**DATA FOR THIS EXERCISE**
Begin

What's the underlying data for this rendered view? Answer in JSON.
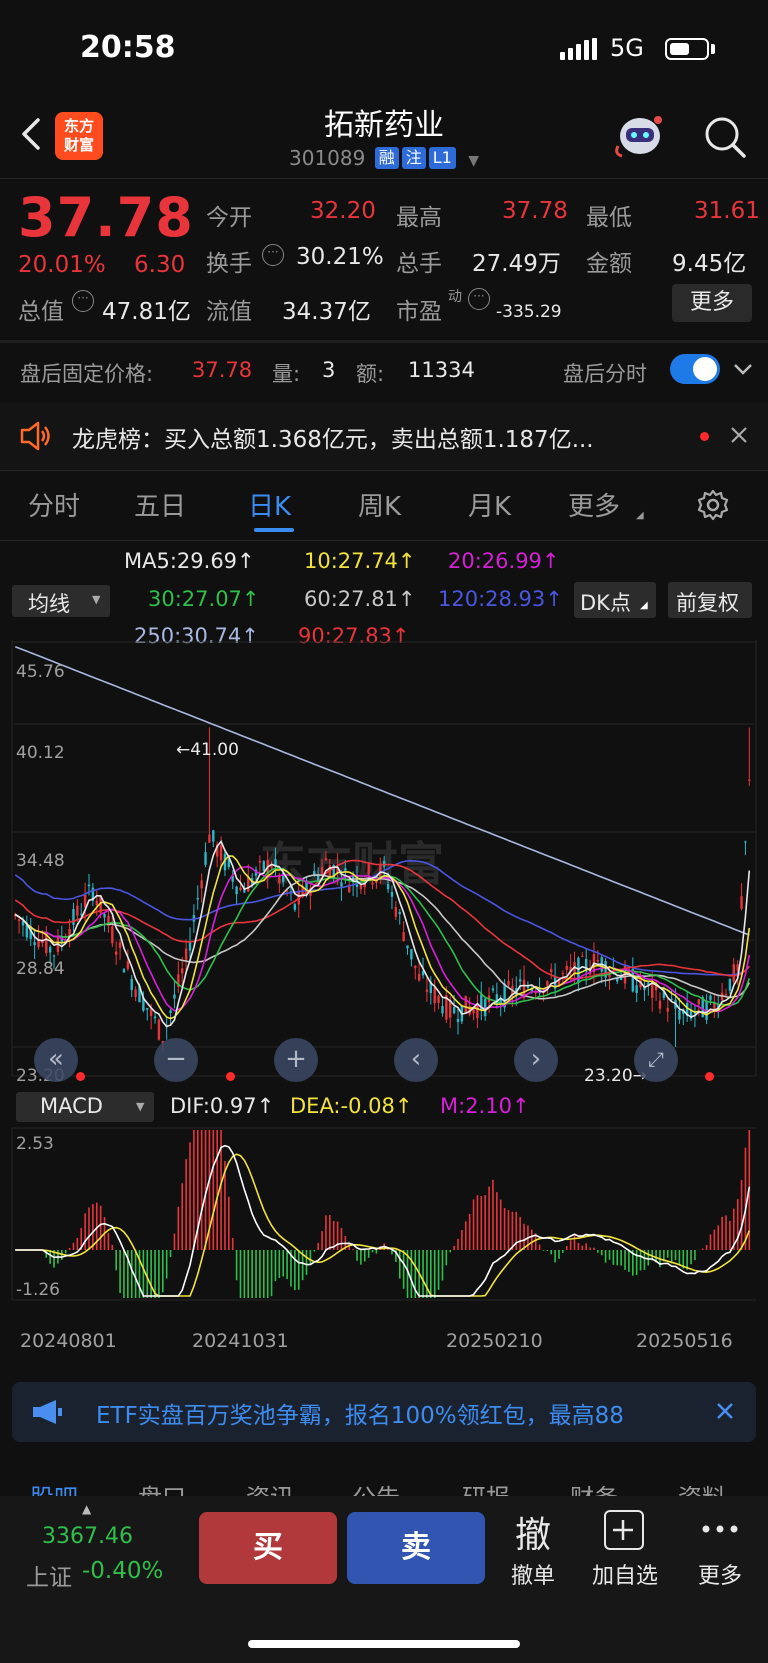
{
  "status": {
    "time": "20:58",
    "network": "5G",
    "battery_level": 0.55
  },
  "header": {
    "logo_line1": "东方",
    "logo_line2": "财富",
    "title": "拓新药业",
    "code": "301089",
    "tags": [
      "融",
      "注",
      "L1"
    ]
  },
  "quote": {
    "price": "37.78",
    "change_pct": "20.01%",
    "change_amt": "6.30",
    "open_label": "今开",
    "open": "32.20",
    "high_label": "最高",
    "high": "37.78",
    "low_label": "最低",
    "low": "31.61",
    "turnover_label": "换手",
    "turnover": "30.21%",
    "volume_label": "总手",
    "volume": "27.49万",
    "amount_label": "金额",
    "amount": "9.45亿",
    "mktcap_label": "总值",
    "mktcap": "47.81亿",
    "float_label": "流值",
    "float": "34.37亿",
    "pe_label": "市盈",
    "pe_sup": "动",
    "pe": "-335.29",
    "more": "更多"
  },
  "after_hours": {
    "price_label": "盘后固定价格:",
    "price": "37.78",
    "qty_label": "量:",
    "qty": "3",
    "amt_label": "额:",
    "amt": "11334",
    "toggle_label": "盘后分时",
    "toggle_on": true
  },
  "dragon_tiger": {
    "text": "龙虎榜：买入总额1.368亿元，卖出总额1.187亿..."
  },
  "tabs": [
    "分时",
    "五日",
    "日K",
    "周K",
    "月K",
    "更多"
  ],
  "active_tab": "日K",
  "ma_legend": {
    "selector": "均线",
    "ma5": "MA5:29.69↑",
    "ma10": "10:27.74↑",
    "ma20": "20:26.99↑",
    "ma30": "30:27.07↑",
    "ma60": "60:27.81↑",
    "ma120": "120:28.93↑",
    "ma250": "250:30.74↑",
    "ma90": "90:27.83↑",
    "dk_button": "DK点",
    "adjust_button": "前复权",
    "colors": {
      "ma5": "#e8e8e8",
      "ma10": "#f2e33c",
      "ma20": "#d61fd6",
      "ma30": "#2fbf4a",
      "ma60": "#c8c8c8",
      "ma120": "#4a55e0",
      "ma250": "#a8b8e0",
      "ma90": "#e8353b"
    }
  },
  "kchart": {
    "y_labels": [
      "45.76",
      "40.12",
      "34.48",
      "28.84",
      "23.20"
    ],
    "high_mark": "←41.00",
    "low_mark": "23.20→",
    "watermark": "东方财富",
    "nav_buttons": [
      "«",
      "−",
      "+",
      "‹",
      "›"
    ]
  },
  "macd": {
    "selector": "MACD",
    "dif": "DIF:0.97↑",
    "dea": "DEA:-0.08↑",
    "m": "M:2.10↑",
    "y_top": "2.53",
    "y_bottom": "-1.26",
    "dates": [
      "20240801",
      "20241031",
      "20250210",
      "20250516"
    ]
  },
  "banner": {
    "text": "ETF实盘百万奖池争霸，报名100%领红包，最高88"
  },
  "bottom_tabs": [
    "股吧",
    "盘口",
    "资讯",
    "公告",
    "研报",
    "财务",
    "资料"
  ],
  "index": {
    "value": "3367.46",
    "name": "上证",
    "change": "-0.40%"
  },
  "actions": {
    "buy": "买",
    "sell": "卖",
    "cancel_icon": "撤",
    "cancel": "撤单",
    "watch": "加自选",
    "more": "更多"
  }
}
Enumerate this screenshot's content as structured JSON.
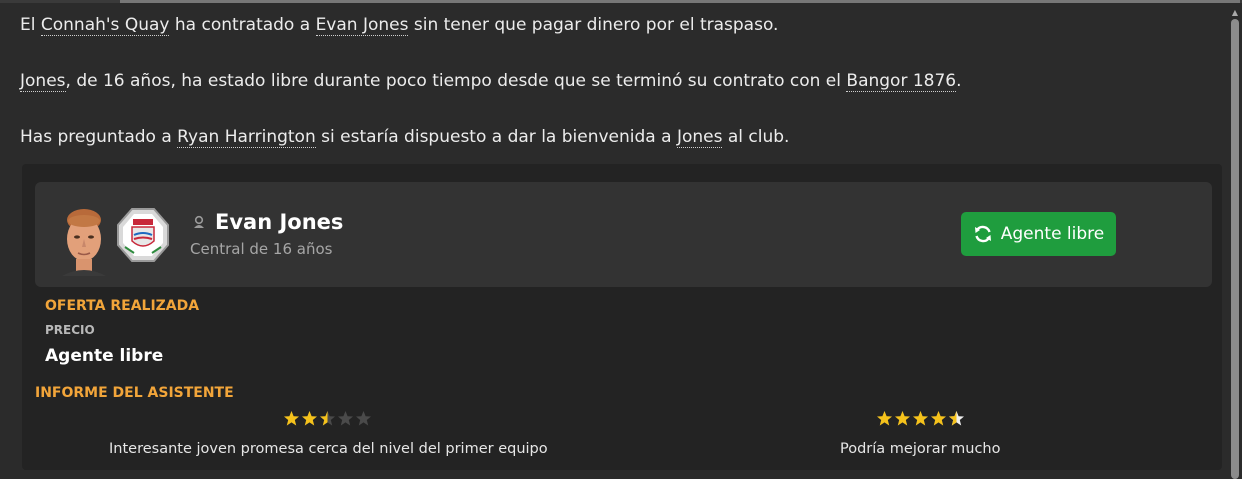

End

**SHORT PROBLEM**
From start to finish, output the listing exactly, but omit its pictures.

**RESULT**
What's the underlying data for this rendered view? Answer in JSON.
{
  "status": {
    "time": "20:58",
    "network": "5G",
    "battery_level": 0.55
  },
  "header": {
    "logo_line1": "东方",
    "logo_line2": "财富",
    "title": "拓新药业",
    "code": "301089",
    "tags": [
      "融",
      "注",
      "L1"
    ]
  },
  "quote": {
    "price": "37.78",
    "change_pct": "20.01%",
    "change_amt": "6.30",
    "open_label": "今开",
    "open": "32.20",
    "high_label": "最高",
    "high": "37.78",
    "low_label": "最低",
    "low": "31.61",
    "turnover_label": "换手",
    "turnover": "30.21%",
    "volume_label": "总手",
    "volume": "27.49万",
    "amount_label": "金额",
    "amount": "9.45亿",
    "mktcap_label": "总值",
    "mktcap": "47.81亿",
    "float_label": "流值",
    "float": "34.37亿",
    "pe_label": "市盈",
    "pe_sup": "动",
    "pe": "-335.29",
    "more": "更多"
  },
  "after_hours": {
    "price_label": "盘后固定价格:",
    "price": "37.78",
    "qty_label": "量:",
    "qty": "3",
    "amt_label": "额:",
    "amt": "11334",
    "toggle_label": "盘后分时",
    "toggle_on": true
  },
  "dragon_tiger": {
    "text": "龙虎榜：买入总额1.368亿元，卖出总额1.187亿..."
  },
  "tabs": [
    "分时",
    "五日",
    "日K",
    "周K",
    "月K",
    "更多"
  ],
  "active_tab": "日K",
  "ma_legend": {
    "selector": "均线",
    "ma5": "MA5:29.69↑",
    "ma10": "10:27.74↑",
    "ma20": "20:26.99↑",
    "ma30": "30:27.07↑",
    "ma60": "60:27.81↑",
    "ma120": "120:28.93↑",
    "ma250": "250:30.74↑",
    "ma90": "90:27.83↑",
    "dk_button": "DK点",
    "adjust_button": "前复权",
    "colors": {
      "ma5": "#e8e8e8",
      "ma10": "#f2e33c",
      "ma20": "#d61fd6",
      "ma30": "#2fbf4a",
      "ma60": "#c8c8c8",
      "ma120": "#4a55e0",
      "ma250": "#a8b8e0",
      "ma90": "#e8353b"
    }
  },
  "kchart": {
    "y_labels": [
      "45.76",
      "40.12",
      "34.48",
      "28.84",
      "23.20"
    ],
    "high_mark": "←41.00",
    "low_mark": "23.20→",
    "watermark": "东方财富",
    "nav_buttons": [
      "«",
      "−",
      "+",
      "‹",
      "›"
    ]
  },
  "macd": {
    "selector": "MACD",
    "dif": "DIF:0.97↑",
    "dea": "DEA:-0.08↑",
    "m": "M:2.10↑",
    "y_top": "2.53",
    "y_bottom": "-1.26",
    "dates": [
      "20240801",
      "20241031",
      "20250210",
      "20250516"
    ]
  },
  "banner": {
    "text": "ETF实盘百万奖池争霸，报名100%领红包，最高88"
  },
  "bottom_tabs": [
    "股吧",
    "盘口",
    "资讯",
    "公告",
    "研报",
    "财务",
    "资料"
  ],
  "index": {
    "value": "3367.46",
    "name": "上证",
    "change": "-0.40%"
  },
  "actions": {
    "buy": "买",
    "sell": "卖",
    "cancel_icon": "撤",
    "cancel": "撤单",
    "watch": "加自选",
    "more": "更多"
  }
}
Enumerate this screenshot's content as structured JSON.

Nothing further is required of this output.